**Given request:**
Give back each entry unchanged, minus pictures.

---------- Data shown ----------

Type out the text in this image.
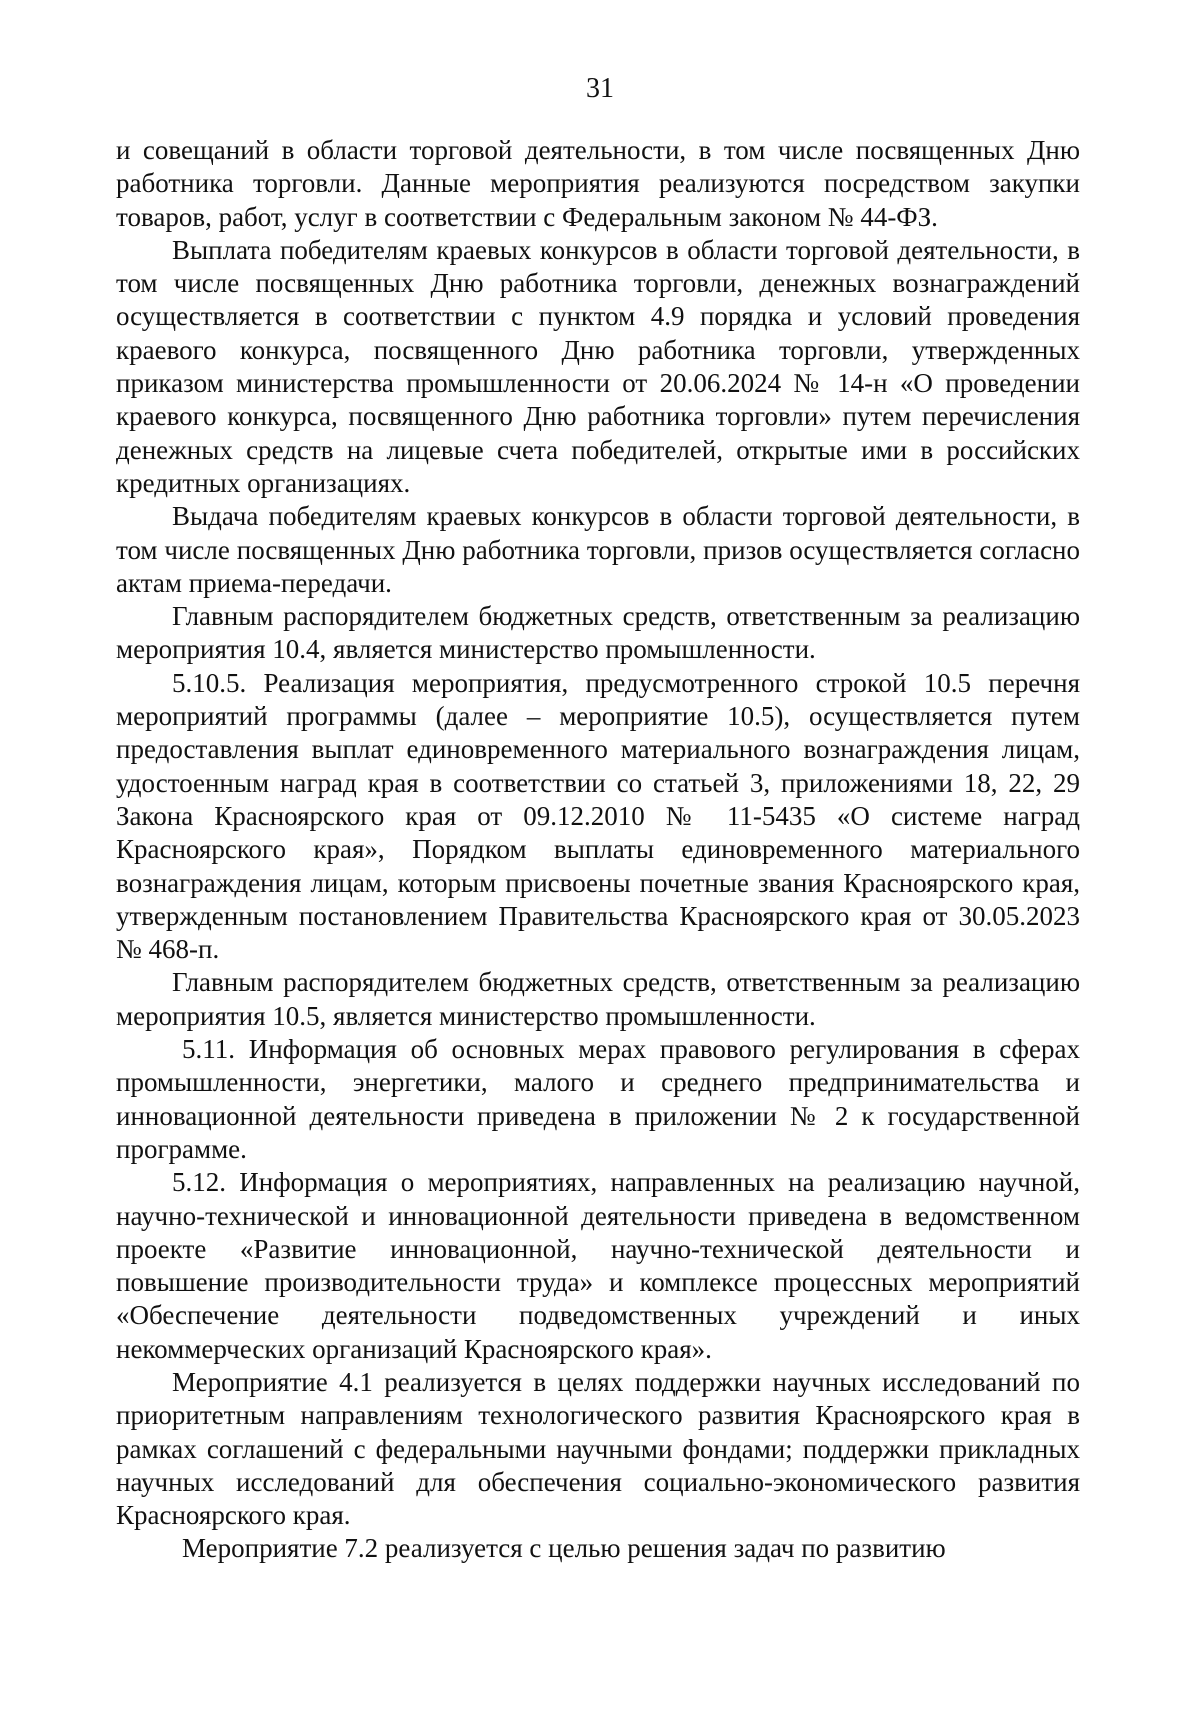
31

и совещаний в области торговой деятельности, в том числе посвященных Дню работника торговли. Данные мероприятия реализуются посредством закупки товаров, работ, услуг в соответствии с Федеральным законом № 44-ФЗ.

Выплата победителям краевых конкурсов в области торговой деятельности, в том числе посвященных Дню работника торговли, денежных вознаграждений осуществляется в соответствии с пунктом 4.9 порядка и условий проведения краевого конкурса, посвященного Дню работника торговли, утвержденных приказом министерства промышленности от 20.06.2024 № 14-н «О проведении краевого конкурса, посвященного Дню работника торговли» путем перечисления денежных средств на лицевые счета победителей, открытые ими в российских кредитных организациях.

Выдача победителям краевых конкурсов в области торговой деятельности, в том числе посвященных Дню работника торговли, призов осуществляется согласно актам приема-передачи.

Главным распорядителем бюджетных средств, ответственным за реализацию мероприятия 10.4, является министерство промышленности.

5.10.5. Реализация мероприятия, предусмотренного строкой 10.5 перечня мероприятий программы (далее – мероприятие 10.5), осуществляется путем предоставления выплат единовременного материального вознаграждения лицам, удостоенным наград края в соответствии со статьей 3, приложениями 18, 22, 29 Закона Красноярского края от 09.12.2010 № 11-5435 «О системе наград Красноярского края», Порядком выплаты единовременного материального вознаграждения лицам, которым присвоены почетные звания Красноярского края, утвержденным постановлением Правительства Красноярского края от 30.05.2023 № 468-п.

Главным распорядителем бюджетных средств, ответственным за реализацию мероприятия 10.5, является министерство промышленности.

5.11. Информация об основных мерах правового регулирования в сферах промышленности, энергетики, малого и среднего предпринимательства и инновационной деятельности приведена в приложении № 2 к государственной программе.

5.12. Информация о мероприятиях, направленных на реализацию научной, научно-технической и инновационной деятельности приведена в ведомственном проекте «Развитие инновационной, научно-технической деятельности и повышение производительности труда» и комплексе процессных мероприятий «Обеспечение деятельности подведомственных учреждений и иных некоммерческих организаций Красноярского края».

Мероприятие 4.1 реализуется в целях поддержки научных исследований по приоритетным направлениям технологического развития Красноярского края в рамках соглашений с федеральными научными фондами; поддержки прикладных научных исследований для обеспечения социально-экономического развития Красноярского края.

Мероприятие 7.2 реализуется с целью решения задач по развитию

----------

**Solution to this problem:**
Type out the text in this image.
31

и совещаний в области торговой деятельности, в том числе посвященных Дню работника торговли. Данные мероприятия реализуются посредством закупки товаров, работ, услуг в соответствии с Федеральным законом № 44-ФЗ.

Выплата победителям краевых конкурсов в области торговой деятельности, в том числе посвященных Дню работника торговли, денежных вознаграждений осуществляется в соответствии с пунктом 4.9 порядка и условий проведения краевого конкурса, посвященного Дню работника торговли, утвержденных приказом министерства промышленности от 20.06.2024 № 14-н «О проведении краевого конкурса, посвященного Дню работника торговли» путем перечисления денежных средств на лицевые счета победителей, открытые ими в российских кредитных организациях.

Выдача победителям краевых конкурсов в области торговой деятельности, в том числе посвященных Дню работника торговли, призов осуществляется согласно актам приема-передачи.

Главным распорядителем бюджетных средств, ответственным за реализацию мероприятия 10.4, является министерство промышленности.

5.10.5. Реализация мероприятия, предусмотренного строкой 10.5 перечня мероприятий программы (далее – мероприятие 10.5), осуществляется путем предоставления выплат единовременного материального вознаграждения лицам, удостоенным наград края в соответствии со статьей 3, приложениями 18, 22, 29 Закона Красноярского края от 09.12.2010 № 11-5435 «О системе наград Красноярского края», Порядком выплаты единовременного материального вознаграждения лицам, которым присвоены почетные звания Красноярского края, утвержденным постановлением Правительства Красноярского края от 30.05.2023 № 468-п.

Главным распорядителем бюджетных средств, ответственным за реализацию мероприятия 10.5, является министерство промышленности.

5.11. Информация об основных мерах правового регулирования в сферах промышленности, энергетики, малого и среднего предпринимательства и инновационной деятельности приведена в приложении № 2 к государственной программе.

5.12. Информация о мероприятиях, направленных на реализацию научной, научно-технической и инновационной деятельности приведена в ведомственном проекте «Развитие инновационной, научно-технической деятельности и повышение производительности труда» и комплексе процессных мероприятий «Обеспечение деятельности подведомственных учреждений и иных некоммерческих организаций Красноярского края».

Мероприятие 4.1 реализуется в целях поддержки научных исследований по приоритетным направлениям технологического развития Красноярского края в рамках соглашений с федеральными научными фондами; поддержки прикладных научных исследований для обеспечения социально-экономического развития Красноярского края.

Мероприятие 7.2 реализуется с целью решения задач по развитию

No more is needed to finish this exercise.